_TASK PROMPT_
Copy each line exactly. Drop every picture.

_RECORDS FOR THE TASK_
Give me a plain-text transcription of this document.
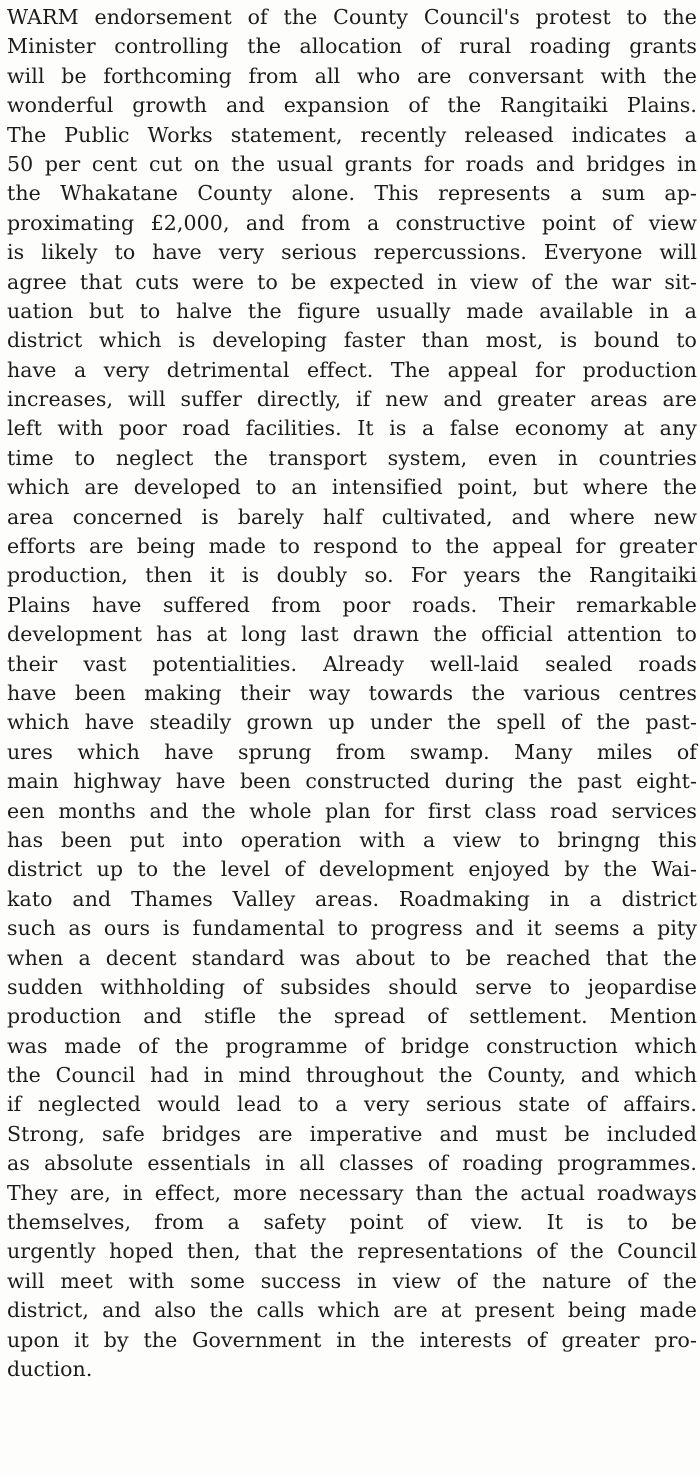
WARM endorsement of the County Council's protest to the
Minister controlling the allocation of rural roading grants
will be forthcoming from all who are conversant with the
wonderful growth and expansion of the Rangitaiki Plains.
The Public Works statement, recently released indicates a
50 per cent cut on the usual grants for roads and bridges in
the Whakatane County alone. This represents a sum ap-
proximating £2,000, and from a constructive point of view
is likely to have very serious repercussions. Everyone will
agree that cuts were to be expected in view of the war sit-
uation but to halve the figure usually made available in a
district which is developing faster than most, is bound to
have a very detrimental effect. The appeal for production
increases, will suffer directly, if new and greater areas are
left with poor road facilities. It is a false economy at any
time to neglect the transport system, even in countries
which are developed to an intensified point, but where the
area concerned is barely half cultivated, and where new
efforts are being made to respond to the appeal for greater
production, then it is doubly so. For years the Rangitaiki
Plains have suffered from poor roads. Their remarkable
development has at long last drawn the official attention to
their vast potentialities. Already well-laid sealed roads
have been making their way towards the various centres
which have steadily grown up under the spell of the past-
ures which have sprung from swamp. Many miles of
main highway have been constructed during the past eight-
een months and the whole plan for first class road services
has been put into operation with a view to bringng this
district up to the level of development enjoyed by the Wai-
kato and Thames Valley areas. Roadmaking in a district
such as ours is fundamental to progress and it seems a pity
when a decent standard was about to be reached that the
sudden withholding of subsides should serve to jeopardise
production and stifle the spread of settlement. Mention
was made of the programme of bridge construction which
the Council had in mind throughout the County, and which
if neglected would lead to a very serious state of affairs.
Strong, safe bridges are imperative and must be included
as absolute essentials in all classes of roading programmes.
They are, in effect, more necessary than the actual roadways
themselves, from a safety point of view. It is to be
urgently hoped then, that the representations of the Council
will meet with some success in view of the nature of the
district, and also the calls which are at present being made
upon it by the Government in the interests of greater pro-
duction.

_WRITTEN REPLY_
Give me a plain-text transcription of this document.
WARM endorsement of the County Council's protest to the
Minister controlling the allocation of rural roading grants
will be forthcoming from all who are conversant with the
wonderful growth and expansion of the Rangitaiki Plains.
The Public Works statement, recently released indicates a
50 per cent cut on the usual grants for roads and bridges in
the Whakatane County alone. This represents a sum ap-
proximating £2,000, and from a constructive point of view
is likely to have very serious repercussions. Everyone will
agree that cuts were to be expected in view of the war sit-
uation but to halve the figure usually made available in a
district which is developing faster than most, is bound to
have a very detrimental effect. The appeal for production
increases, will suffer directly, if new and greater areas are
left with poor road facilities. It is a false economy at any
time to neglect the transport system, even in countries
which are developed to an intensified point, but where the
area concerned is barely half cultivated, and where new
efforts are being made to respond to the appeal for greater
production, then it is doubly so. For years the Rangitaiki
Plains have suffered from poor roads. Their remarkable
development has at long last drawn the official attention to
their vast potentialities. Already well-laid sealed roads
have been making their way towards the various centres
which have steadily grown up under the spell of the past-
ures which have sprung from swamp. Many miles of
main highway have been constructed during the past eight-
een months and the whole plan for first class road services
has been put into operation with a view to bringng this
district up to the level of development enjoyed by the Wai-
kato and Thames Valley areas. Roadmaking in a district
such as ours is fundamental to progress and it seems a pity
when a decent standard was about to be reached that the
sudden withholding of subsides should serve to jeopardise
production and stifle the spread of settlement. Mention
was made of the programme of bridge construction which
the Council had in mind throughout the County, and which
if neglected would lead to a very serious state of affairs.
Strong, safe bridges are imperative and must be included
as absolute essentials in all classes of roading programmes.
They are, in effect, more necessary than the actual roadways
themselves, from a safety point of view. It is to be
urgently hoped then, that the representations of the Council
will meet with some success in view of the nature of the
district, and also the calls which are at present being made
upon it by the Government in the interests of greater pro-
duction.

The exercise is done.